EXTRACTED MATERIAL:
▼
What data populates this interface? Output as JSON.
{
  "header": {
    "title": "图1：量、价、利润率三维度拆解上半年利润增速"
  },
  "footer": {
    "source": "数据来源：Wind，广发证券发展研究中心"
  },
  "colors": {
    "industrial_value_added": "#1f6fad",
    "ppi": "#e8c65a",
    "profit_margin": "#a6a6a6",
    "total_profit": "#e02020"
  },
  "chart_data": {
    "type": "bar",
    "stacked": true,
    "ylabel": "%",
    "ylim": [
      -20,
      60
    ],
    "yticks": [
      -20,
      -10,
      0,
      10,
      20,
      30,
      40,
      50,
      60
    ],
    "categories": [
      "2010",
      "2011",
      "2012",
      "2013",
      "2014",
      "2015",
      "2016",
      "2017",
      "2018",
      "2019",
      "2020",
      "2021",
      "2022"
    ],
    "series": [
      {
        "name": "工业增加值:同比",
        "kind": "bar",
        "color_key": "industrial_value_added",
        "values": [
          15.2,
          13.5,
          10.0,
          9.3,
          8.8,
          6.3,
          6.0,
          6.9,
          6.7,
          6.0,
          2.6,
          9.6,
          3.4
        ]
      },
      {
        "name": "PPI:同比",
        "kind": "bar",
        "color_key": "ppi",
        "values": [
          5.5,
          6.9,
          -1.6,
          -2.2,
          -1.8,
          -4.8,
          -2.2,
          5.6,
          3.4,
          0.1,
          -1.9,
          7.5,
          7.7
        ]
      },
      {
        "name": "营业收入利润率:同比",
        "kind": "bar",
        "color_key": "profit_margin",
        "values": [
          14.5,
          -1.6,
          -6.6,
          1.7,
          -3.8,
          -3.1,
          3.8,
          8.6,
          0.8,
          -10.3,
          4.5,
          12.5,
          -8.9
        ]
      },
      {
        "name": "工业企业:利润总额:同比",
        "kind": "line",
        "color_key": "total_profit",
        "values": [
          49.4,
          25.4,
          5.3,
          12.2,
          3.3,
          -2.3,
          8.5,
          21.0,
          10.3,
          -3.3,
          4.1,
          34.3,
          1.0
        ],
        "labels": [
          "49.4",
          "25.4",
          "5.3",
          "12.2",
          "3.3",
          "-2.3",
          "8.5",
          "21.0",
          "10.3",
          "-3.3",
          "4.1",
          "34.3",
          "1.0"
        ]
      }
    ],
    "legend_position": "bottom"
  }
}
▲
GOAL:
State the count of lines above containing the string "name", and add nothing to it.

ANSWER TO THE EXERCISE:
4